[Data section]:
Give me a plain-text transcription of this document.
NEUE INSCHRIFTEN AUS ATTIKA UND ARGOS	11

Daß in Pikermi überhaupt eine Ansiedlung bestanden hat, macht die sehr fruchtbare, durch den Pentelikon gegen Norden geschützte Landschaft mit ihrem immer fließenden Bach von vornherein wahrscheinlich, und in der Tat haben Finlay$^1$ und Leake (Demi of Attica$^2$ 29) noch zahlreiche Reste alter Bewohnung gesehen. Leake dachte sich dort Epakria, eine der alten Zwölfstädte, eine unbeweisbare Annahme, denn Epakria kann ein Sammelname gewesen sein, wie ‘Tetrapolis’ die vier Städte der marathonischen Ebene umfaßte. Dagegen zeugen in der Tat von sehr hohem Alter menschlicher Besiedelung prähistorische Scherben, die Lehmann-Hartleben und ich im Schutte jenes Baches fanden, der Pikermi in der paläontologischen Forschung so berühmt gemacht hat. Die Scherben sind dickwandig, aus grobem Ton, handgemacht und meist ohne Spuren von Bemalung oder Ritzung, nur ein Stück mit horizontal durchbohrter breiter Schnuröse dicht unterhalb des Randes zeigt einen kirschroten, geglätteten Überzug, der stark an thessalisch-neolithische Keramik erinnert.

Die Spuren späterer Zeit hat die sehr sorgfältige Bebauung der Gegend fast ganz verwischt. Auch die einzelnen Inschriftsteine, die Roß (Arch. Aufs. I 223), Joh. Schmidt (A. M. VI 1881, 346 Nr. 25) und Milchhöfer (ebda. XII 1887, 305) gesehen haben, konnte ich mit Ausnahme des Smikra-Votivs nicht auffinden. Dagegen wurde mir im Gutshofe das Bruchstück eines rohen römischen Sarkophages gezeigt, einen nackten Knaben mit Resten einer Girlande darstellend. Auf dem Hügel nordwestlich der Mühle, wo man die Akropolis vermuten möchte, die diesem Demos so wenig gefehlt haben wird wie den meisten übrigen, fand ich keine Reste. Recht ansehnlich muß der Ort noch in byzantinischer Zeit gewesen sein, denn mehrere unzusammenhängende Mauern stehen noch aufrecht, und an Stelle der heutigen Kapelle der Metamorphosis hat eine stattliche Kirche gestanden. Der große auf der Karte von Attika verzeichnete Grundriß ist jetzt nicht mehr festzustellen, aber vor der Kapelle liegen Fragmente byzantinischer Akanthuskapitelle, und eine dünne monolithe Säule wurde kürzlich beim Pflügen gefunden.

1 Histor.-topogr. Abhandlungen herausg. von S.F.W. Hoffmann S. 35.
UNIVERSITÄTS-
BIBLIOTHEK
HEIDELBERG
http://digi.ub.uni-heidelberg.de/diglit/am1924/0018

[Work required]: Print the records once more, exactly as they were given.

[Exercise answer]:
Give me a plain-text transcription of this document.
NEUE INSCHRIFTEN AUS ATTIKA UND ARGOS	11

Daß in Pikermi überhaupt eine Ansiedlung bestanden hat, macht die sehr fruchtbare, durch den Pentelikon gegen Norden geschützte Landschaft mit ihrem immer fließenden Bach von vornherein wahrscheinlich, und in der Tat haben Finlay$^1$ und Leake (Demi of Attica$^2$ 29) noch zahlreiche Reste alter Bewohnung gesehen. Leake dachte sich dort Epakria, eine der alten Zwölfstädte, eine unbeweisbare Annahme, denn Epakria kann ein Sammelname gewesen sein, wie ‘Tetrapolis’ die vier Städte der marathonischen Ebene umfaßte. Dagegen zeugen in der Tat von sehr hohem Alter menschlicher Besiedelung prähistorische Scherben, die Lehmann-Hartleben und ich im Schutte jenes Baches fanden, der Pikermi in der paläontologischen Forschung so berühmt gemacht hat. Die Scherben sind dickwandig, aus grobem Ton, handgemacht und meist ohne Spuren von Bemalung oder Ritzung, nur ein Stück mit horizontal durchbohrter breiter Schnuröse dicht unterhalb des Randes zeigt einen kirschroten, geglätteten Überzug, der stark an thessalisch-neolithische Keramik erinnert.

Die Spuren späterer Zeit hat die sehr sorgfältige Bebauung der Gegend fast ganz verwischt. Auch die einzelnen Inschriftsteine, die Roß (Arch. Aufs. I 223), Joh. Schmidt (A. M. VI 1881, 346 Nr. 25) und Milchhöfer (ebda. XII 1887, 305) gesehen haben, konnte ich mit Ausnahme des Smikra-Votivs nicht auffinden. Dagegen wurde mir im Gutshofe das Bruchstück eines rohen römischen Sarkophages gezeigt, einen nackten Knaben mit Resten einer Girlande darstellend. Auf dem Hügel nordwestlich der Mühle, wo man die Akropolis vermuten möchte, die diesem Demos so wenig gefehlt haben wird wie den meisten übrigen, fand ich keine Reste. Recht ansehnlich muß der Ort noch in byzantinischer Zeit gewesen sein, denn mehrere unzusammenhängende Mauern stehen noch aufrecht, und an Stelle der heutigen Kapelle der Metamorphosis hat eine stattliche Kirche gestanden. Der große auf der Karte von Attika verzeichnete Grundriß ist jetzt nicht mehr festzustellen, aber vor der Kapelle liegen Fragmente byzantinischer Akanthuskapitelle, und eine dünne monolithe Säule wurde kürzlich beim Pflügen gefunden.

1 Histor.-topogr. Abhandlungen herausg. von S.F.W. Hoffmann S. 35.
UNIVERSITÄTS-
BIBLIOTHEK
HEIDELBERG
http://digi.ub.uni-heidelberg.de/diglit/am1924/0018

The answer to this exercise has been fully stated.